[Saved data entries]

------------

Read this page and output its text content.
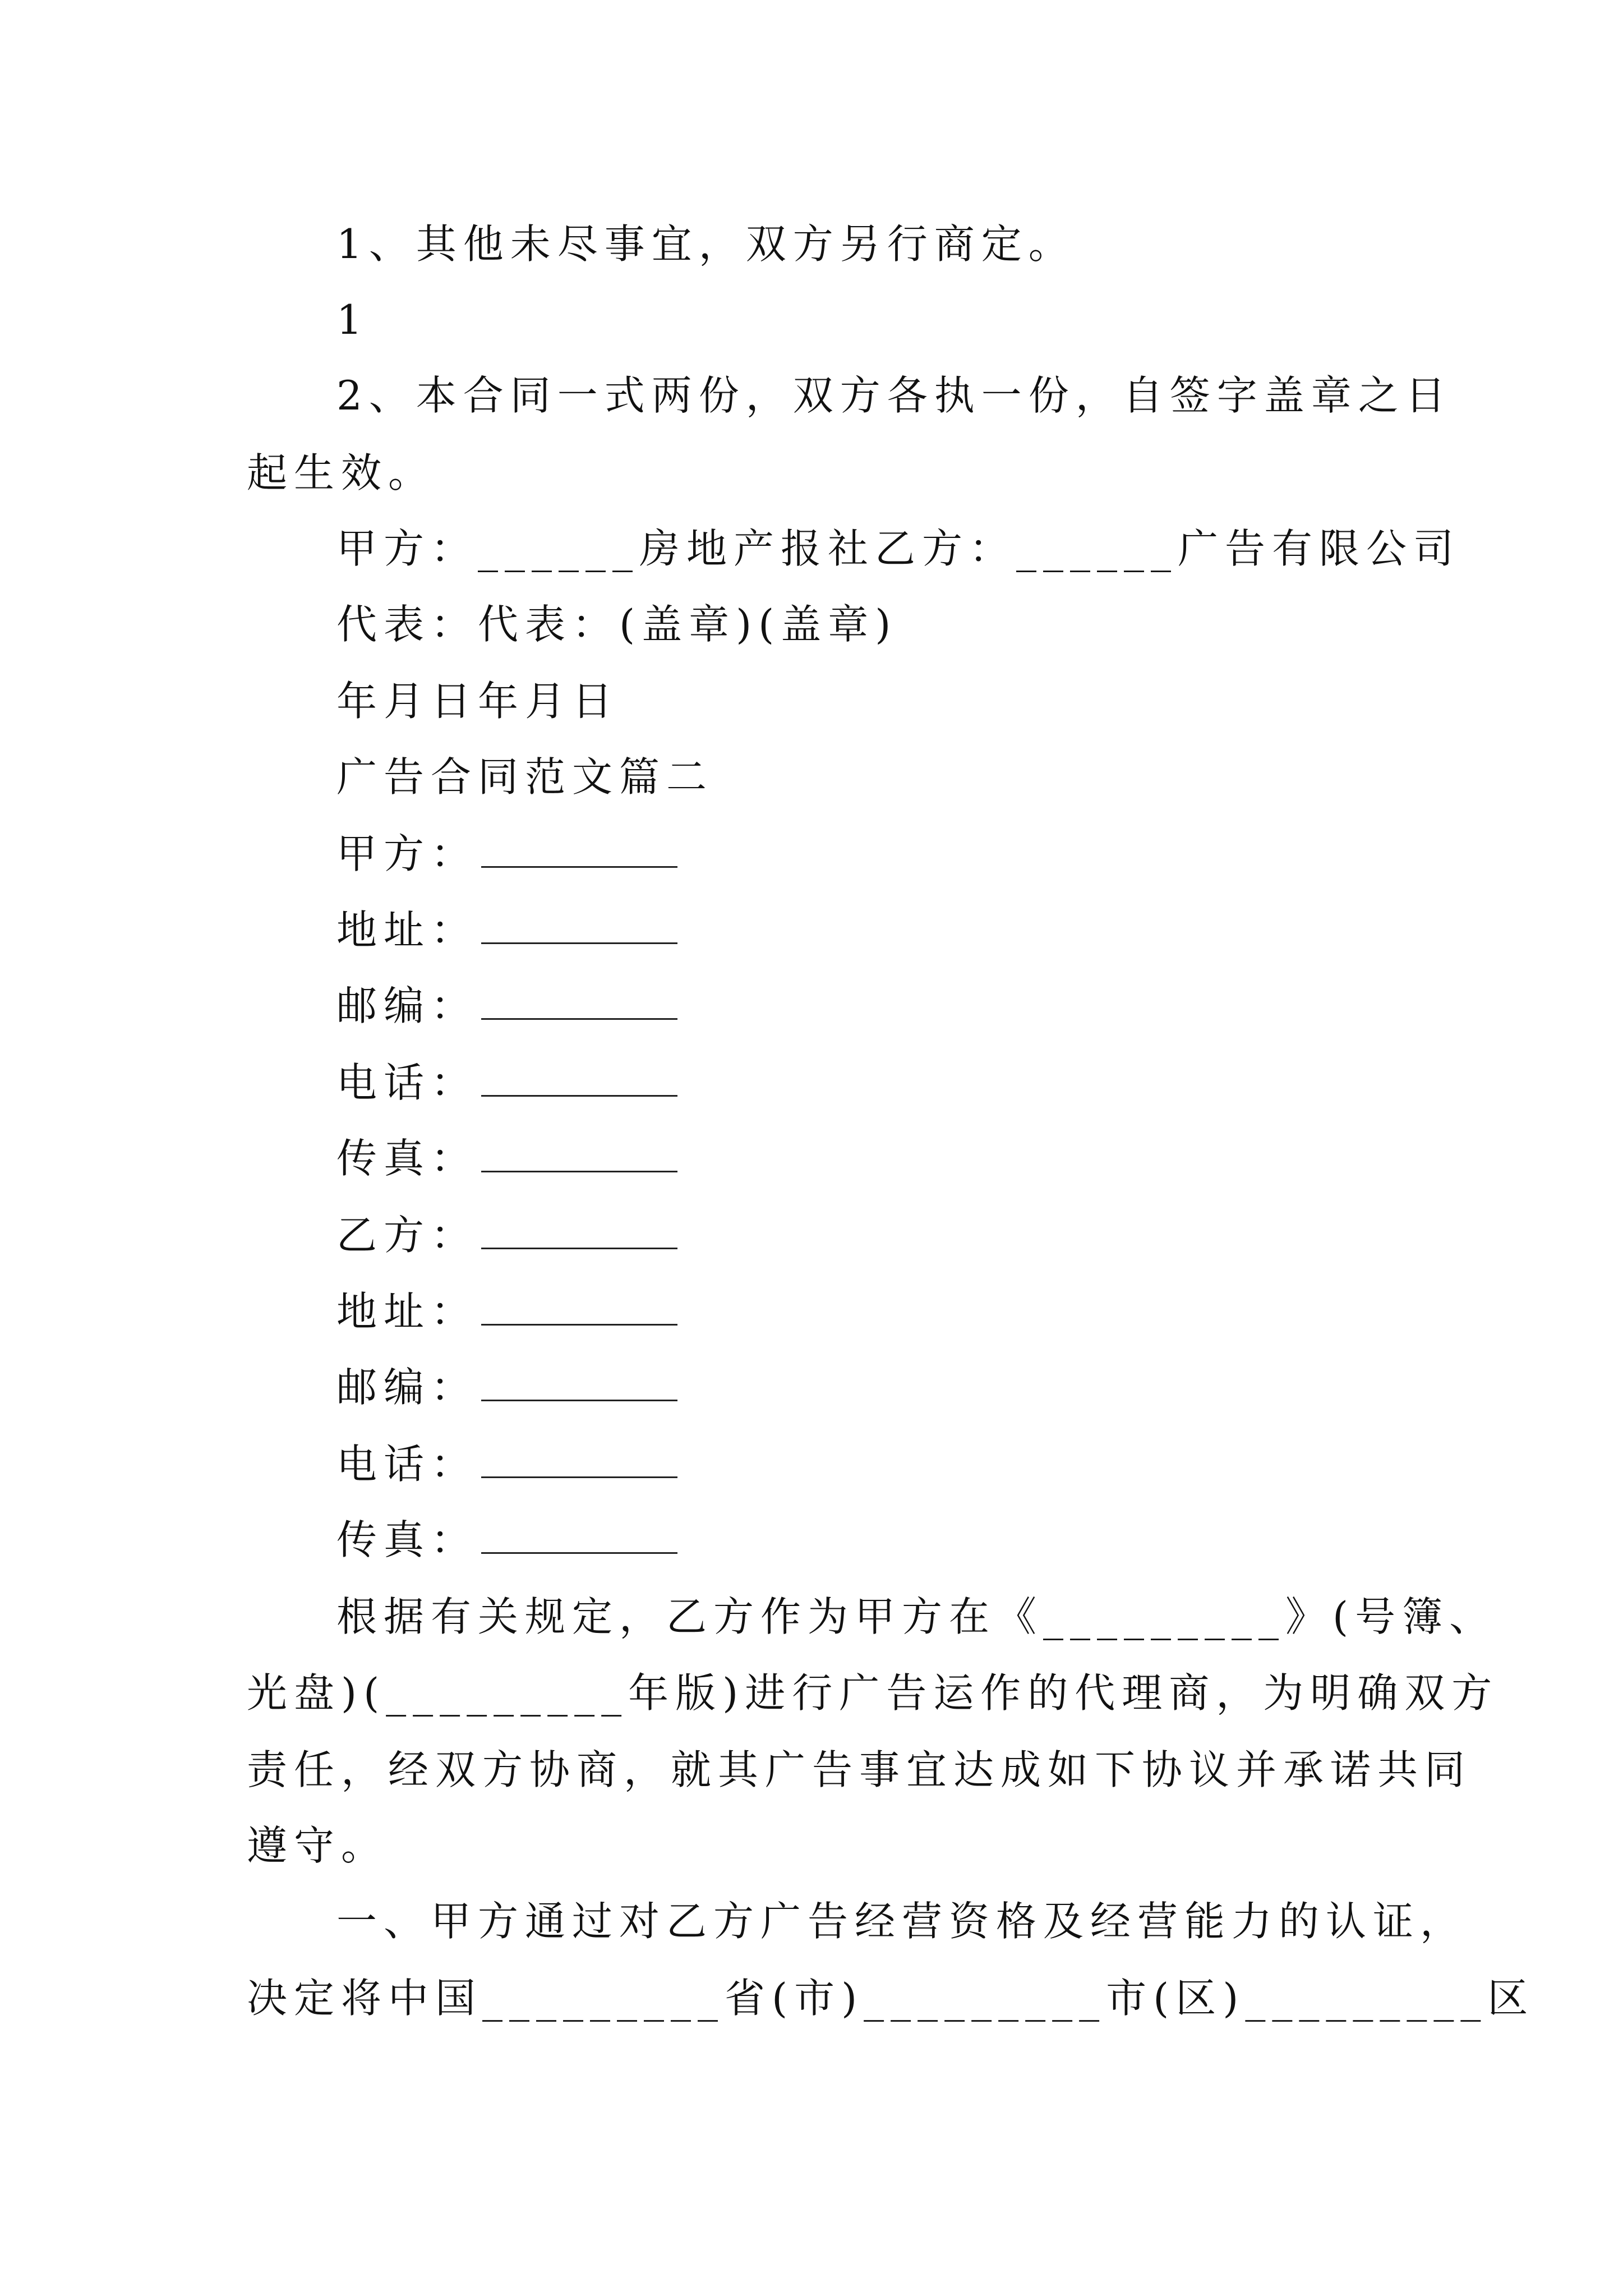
1、其他未尽事宜，双方另行商定。
1
2、本合同一式两份，双方各执一份，自签字盖章之日
起生效。
甲方：______房地产报社乙方：______广告有限公司
代表：代表：(盖章)(盖章)
年月日年月日
广告合同范文篇二
甲方：
地址：
邮编：
电话：
传真：
乙方：
地址：
邮编：
电话：
传真：
根据有关规定，乙方作为甲方在《_________》(号簿、
光盘)(_________年版)进行广告运作的代理商，为明确双方
责任，经双方协商，就其广告事宜达成如下协议并承诺共同
遵守。
一、甲方通过对乙方广告经营资格及经营能力的认证，
决定将中国_________省(市)_________市(区)_________区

------------

_Task directions_
Transcribe the listing above verbatim. Omit the pictures.

_Task result_
Read this page and output its text content.
1、其他未尽事宜，双方另行商定。
1
2、本合同一式两份，双方各执一份，自签字盖章之日
起生效。
甲方：______房地产报社乙方：______广告有限公司
代表：代表：(盖章)(盖章)
年月日年月日
广告合同范文篇二
甲方：
地址：
邮编：
电话：
传真：
乙方：
地址：
邮编：
电话：
传真：
根据有关规定，乙方作为甲方在《_________》(号簿、
光盘)(_________年版)进行广告运作的代理商，为明确双方
责任，经双方协商，就其广告事宜达成如下协议并承诺共同
遵守。
一、甲方通过对乙方广告经营资格及经营能力的认证，
决定将中国_________省(市)_________市(区)_________区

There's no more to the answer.